» Task statement: Beneath this task is a listing; retype all of it exactly.

» Records to process:
________________________
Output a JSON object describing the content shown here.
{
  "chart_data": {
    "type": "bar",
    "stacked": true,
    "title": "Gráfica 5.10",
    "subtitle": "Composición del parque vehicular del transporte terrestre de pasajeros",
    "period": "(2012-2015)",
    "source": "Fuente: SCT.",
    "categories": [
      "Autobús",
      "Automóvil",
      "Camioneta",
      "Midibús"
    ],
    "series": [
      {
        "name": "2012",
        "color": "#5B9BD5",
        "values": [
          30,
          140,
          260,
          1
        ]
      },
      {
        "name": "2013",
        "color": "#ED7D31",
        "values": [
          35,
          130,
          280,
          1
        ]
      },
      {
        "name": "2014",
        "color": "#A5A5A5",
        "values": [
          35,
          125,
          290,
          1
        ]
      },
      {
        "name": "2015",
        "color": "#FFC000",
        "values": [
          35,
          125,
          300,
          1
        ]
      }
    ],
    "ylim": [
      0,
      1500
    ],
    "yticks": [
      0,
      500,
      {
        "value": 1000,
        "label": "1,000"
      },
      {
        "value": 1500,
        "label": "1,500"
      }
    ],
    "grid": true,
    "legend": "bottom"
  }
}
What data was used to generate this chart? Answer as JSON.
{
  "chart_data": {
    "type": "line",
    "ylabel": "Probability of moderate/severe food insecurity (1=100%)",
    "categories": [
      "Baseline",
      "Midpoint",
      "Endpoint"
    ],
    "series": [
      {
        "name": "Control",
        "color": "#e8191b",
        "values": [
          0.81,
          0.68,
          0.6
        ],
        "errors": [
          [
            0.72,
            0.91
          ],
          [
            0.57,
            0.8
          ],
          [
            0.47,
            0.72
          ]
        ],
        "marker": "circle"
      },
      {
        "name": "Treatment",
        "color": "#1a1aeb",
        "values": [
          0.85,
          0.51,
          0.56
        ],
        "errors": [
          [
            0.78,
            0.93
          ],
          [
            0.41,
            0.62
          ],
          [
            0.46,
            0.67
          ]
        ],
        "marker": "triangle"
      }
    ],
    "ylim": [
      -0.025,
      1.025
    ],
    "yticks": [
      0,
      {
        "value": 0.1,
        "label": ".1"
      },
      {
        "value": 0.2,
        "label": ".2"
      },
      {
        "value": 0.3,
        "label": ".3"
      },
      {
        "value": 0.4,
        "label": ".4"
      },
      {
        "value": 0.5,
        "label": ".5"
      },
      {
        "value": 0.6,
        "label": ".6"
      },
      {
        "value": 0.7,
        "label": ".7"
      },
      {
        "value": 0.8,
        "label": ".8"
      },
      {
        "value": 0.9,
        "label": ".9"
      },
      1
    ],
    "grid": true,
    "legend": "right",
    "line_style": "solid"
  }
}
________________________
» Written response:
Output a JSON object describing the content shown here.
{
  "chart_data": {
    "type": "bar",
    "stacked": true,
    "title": "Gráfica 5.10",
    "subtitle": "Composición del parque vehicular del transporte terrestre de pasajeros",
    "period": "(2012-2015)",
    "source": "Fuente: SCT.",
    "categories": [
      "Autobús",
      "Automóvil",
      "Camioneta",
      "Midibús"
    ],
    "series": [
      {
        "name": "2012",
        "color": "#5B9BD5",
        "values": [
          30,
          140,
          260,
          1
        ]
      },
      {
        "name": "2013",
        "color": "#ED7D31",
        "values": [
          35,
          130,
          280,
          1
        ]
      },
      {
        "name": "2014",
        "color": "#A5A5A5",
        "values": [
          35,
          125,
          290,
          1
        ]
      },
      {
        "name": "2015",
        "color": "#FFC000",
        "values": [
          35,
          125,
          300,
          1
        ]
      }
    ],
    "ylim": [
      0,
      1500
    ],
    "yticks": [
      0,
      500,
      {
        "value": 1000,
        "label": "1,000"
      },
      {
        "value": 1500,
        "label": "1,500"
      }
    ],
    "grid": true,
    "legend": "bottom"
  }
}
What data was used to generate this chart? Answer as JSON.
{
  "chart_data": {
    "type": "line",
    "ylabel": "Probability of moderate/severe food insecurity (1=100%)",
    "categories": [
      "Baseline",
      "Midpoint",
      "Endpoint"
    ],
    "series": [
      {
        "name": "Control",
        "color": "#e8191b",
        "values": [
          0.81,
          0.68,
          0.6
        ],
        "errors": [
          [
            0.72,
            0.91
          ],
          [
            0.57,
            0.8
          ],
          [
            0.47,
            0.72
          ]
        ],
        "marker": "circle"
      },
      {
        "name": "Treatment",
        "color": "#1a1aeb",
        "values": [
          0.85,
          0.51,
          0.56
        ],
        "errors": [
          [
            0.78,
            0.93
          ],
          [
            0.41,
            0.62
          ],
          [
            0.46,
            0.67
          ]
        ],
        "marker": "triangle"
      }
    ],
    "ylim": [
      -0.025,
      1.025
    ],
    "yticks": [
      0,
      {
        "value": 0.1,
        "label": ".1"
      },
      {
        "value": 0.2,
        "label": ".2"
      },
      {
        "value": 0.3,
        "label": ".3"
      },
      {
        "value": 0.4,
        "label": ".4"
      },
      {
        "value": 0.5,
        "label": ".5"
      },
      {
        "value": 0.6,
        "label": ".6"
      },
      {
        "value": 0.7,
        "label": ".7"
      },
      {
        "value": 0.8,
        "label": ".8"
      },
      {
        "value": 0.9,
        "label": ".9"
      },
      1
    ],
    "grid": true,
    "legend": "right",
    "line_style": "solid"
  }
}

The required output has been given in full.